| Work order |
Show all lines from the material that carry the word "using".

| Records for the exercise |
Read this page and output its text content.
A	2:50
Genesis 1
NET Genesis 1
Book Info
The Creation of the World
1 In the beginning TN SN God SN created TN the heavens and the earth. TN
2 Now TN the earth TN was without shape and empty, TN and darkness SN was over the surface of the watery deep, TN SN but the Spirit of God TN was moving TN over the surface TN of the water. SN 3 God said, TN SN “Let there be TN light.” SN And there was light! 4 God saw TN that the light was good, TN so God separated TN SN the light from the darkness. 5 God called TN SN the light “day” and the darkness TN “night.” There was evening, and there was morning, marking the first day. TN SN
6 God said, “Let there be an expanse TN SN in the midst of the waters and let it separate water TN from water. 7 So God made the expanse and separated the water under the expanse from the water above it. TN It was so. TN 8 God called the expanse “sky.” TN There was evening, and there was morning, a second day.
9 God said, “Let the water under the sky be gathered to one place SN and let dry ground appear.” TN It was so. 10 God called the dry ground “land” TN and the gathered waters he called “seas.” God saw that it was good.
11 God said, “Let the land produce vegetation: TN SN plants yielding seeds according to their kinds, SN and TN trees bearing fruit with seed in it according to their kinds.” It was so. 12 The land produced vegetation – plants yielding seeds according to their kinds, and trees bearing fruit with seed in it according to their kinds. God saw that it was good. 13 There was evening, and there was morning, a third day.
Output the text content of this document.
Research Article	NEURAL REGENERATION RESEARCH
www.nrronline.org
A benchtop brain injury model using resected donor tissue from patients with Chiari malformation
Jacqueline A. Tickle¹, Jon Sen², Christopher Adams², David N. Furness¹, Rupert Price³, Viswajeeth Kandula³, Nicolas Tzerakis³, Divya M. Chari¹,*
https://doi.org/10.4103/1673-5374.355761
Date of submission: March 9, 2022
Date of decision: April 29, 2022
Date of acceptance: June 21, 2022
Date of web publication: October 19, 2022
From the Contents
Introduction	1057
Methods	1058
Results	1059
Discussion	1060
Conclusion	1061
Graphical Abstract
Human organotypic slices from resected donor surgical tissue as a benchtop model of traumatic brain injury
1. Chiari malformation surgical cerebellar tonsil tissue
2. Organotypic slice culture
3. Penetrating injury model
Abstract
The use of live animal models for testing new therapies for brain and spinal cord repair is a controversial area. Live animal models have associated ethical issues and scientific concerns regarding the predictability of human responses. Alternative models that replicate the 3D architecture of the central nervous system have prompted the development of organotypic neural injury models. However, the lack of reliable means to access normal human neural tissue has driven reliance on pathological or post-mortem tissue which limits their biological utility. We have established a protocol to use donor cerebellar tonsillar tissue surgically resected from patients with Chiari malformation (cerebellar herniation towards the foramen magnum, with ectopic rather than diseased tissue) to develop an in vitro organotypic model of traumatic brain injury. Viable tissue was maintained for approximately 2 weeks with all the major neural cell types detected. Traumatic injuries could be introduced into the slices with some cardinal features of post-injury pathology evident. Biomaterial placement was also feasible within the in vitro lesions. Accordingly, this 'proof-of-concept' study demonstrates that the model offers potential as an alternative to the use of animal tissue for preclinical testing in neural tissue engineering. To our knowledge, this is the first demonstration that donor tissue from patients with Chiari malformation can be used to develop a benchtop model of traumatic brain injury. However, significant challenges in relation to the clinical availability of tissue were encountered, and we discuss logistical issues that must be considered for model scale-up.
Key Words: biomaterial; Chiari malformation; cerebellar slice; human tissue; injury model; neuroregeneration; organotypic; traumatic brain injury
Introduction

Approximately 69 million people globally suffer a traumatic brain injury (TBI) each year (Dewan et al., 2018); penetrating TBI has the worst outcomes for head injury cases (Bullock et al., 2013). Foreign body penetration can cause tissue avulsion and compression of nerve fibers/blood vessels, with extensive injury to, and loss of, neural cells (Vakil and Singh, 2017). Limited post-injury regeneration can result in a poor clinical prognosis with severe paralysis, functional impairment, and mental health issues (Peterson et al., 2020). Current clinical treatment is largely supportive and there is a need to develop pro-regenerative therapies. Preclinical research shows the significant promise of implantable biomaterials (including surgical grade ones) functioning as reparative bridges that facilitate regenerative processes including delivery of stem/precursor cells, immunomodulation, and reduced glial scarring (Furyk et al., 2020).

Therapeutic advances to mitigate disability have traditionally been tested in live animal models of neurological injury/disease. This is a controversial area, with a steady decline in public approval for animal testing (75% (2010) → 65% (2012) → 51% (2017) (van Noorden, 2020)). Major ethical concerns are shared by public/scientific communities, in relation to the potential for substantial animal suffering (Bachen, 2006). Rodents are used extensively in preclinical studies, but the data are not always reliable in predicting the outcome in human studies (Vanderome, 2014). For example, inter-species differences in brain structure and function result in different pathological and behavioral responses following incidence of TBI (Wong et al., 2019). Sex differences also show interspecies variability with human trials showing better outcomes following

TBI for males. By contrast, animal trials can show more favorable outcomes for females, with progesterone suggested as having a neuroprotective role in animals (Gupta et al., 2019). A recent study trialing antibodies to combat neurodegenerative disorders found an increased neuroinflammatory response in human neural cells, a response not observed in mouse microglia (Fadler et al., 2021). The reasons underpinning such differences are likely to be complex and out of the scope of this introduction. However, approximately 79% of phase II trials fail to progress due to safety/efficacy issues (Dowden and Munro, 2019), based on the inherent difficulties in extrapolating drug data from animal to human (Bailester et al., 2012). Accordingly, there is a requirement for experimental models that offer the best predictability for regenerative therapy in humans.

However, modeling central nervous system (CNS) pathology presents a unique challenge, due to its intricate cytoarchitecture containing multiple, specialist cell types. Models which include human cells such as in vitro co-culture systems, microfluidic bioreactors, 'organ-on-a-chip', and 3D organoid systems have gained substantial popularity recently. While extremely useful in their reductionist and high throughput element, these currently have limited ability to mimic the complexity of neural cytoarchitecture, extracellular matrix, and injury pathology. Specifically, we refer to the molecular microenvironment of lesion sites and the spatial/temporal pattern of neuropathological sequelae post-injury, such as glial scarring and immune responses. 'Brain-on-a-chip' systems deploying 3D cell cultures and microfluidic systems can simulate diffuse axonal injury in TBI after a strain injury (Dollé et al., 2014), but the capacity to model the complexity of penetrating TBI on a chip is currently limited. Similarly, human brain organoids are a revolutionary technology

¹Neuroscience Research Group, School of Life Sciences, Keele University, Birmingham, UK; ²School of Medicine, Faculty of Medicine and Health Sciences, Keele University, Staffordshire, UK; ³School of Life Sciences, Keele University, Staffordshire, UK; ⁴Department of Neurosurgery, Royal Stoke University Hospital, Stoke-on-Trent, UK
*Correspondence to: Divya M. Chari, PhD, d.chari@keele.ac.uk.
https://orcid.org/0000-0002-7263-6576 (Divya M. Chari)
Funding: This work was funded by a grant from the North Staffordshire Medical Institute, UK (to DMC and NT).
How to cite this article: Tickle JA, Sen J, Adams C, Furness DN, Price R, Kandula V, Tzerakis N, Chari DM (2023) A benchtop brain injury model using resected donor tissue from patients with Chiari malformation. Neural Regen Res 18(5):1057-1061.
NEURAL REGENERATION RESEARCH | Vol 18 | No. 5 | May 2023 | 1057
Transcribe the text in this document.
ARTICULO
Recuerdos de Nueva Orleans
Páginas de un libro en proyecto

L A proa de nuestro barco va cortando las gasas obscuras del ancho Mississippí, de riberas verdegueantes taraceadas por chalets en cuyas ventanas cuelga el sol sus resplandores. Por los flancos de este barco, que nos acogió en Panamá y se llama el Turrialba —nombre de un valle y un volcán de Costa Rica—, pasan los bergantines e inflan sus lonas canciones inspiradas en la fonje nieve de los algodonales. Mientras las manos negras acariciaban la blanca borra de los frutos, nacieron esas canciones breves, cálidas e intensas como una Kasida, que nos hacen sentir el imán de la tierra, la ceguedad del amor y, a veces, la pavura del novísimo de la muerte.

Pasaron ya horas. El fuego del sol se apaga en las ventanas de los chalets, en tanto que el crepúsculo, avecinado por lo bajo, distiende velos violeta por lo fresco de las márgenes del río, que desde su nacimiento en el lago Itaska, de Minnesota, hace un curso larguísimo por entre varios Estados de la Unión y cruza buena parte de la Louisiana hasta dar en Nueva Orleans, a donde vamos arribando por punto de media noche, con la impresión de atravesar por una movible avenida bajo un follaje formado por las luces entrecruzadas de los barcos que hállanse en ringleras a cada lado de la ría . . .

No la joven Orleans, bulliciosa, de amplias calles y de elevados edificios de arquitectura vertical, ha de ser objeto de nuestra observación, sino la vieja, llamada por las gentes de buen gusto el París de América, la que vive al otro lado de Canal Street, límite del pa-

| Reply to the exercise |
A benchtop brain injury model using resected donor tissue from patients with Chiari malformation
How to cite this article: Tickle JA, Sen J, Adams C, Furness DN, Price R, Kandula V, Tzerakis N, Chari DM (2023) A benchtop brain injury model using resected donor tissue from patients with Chiari malformation. Neural Regen Res 18(5):1057-1061.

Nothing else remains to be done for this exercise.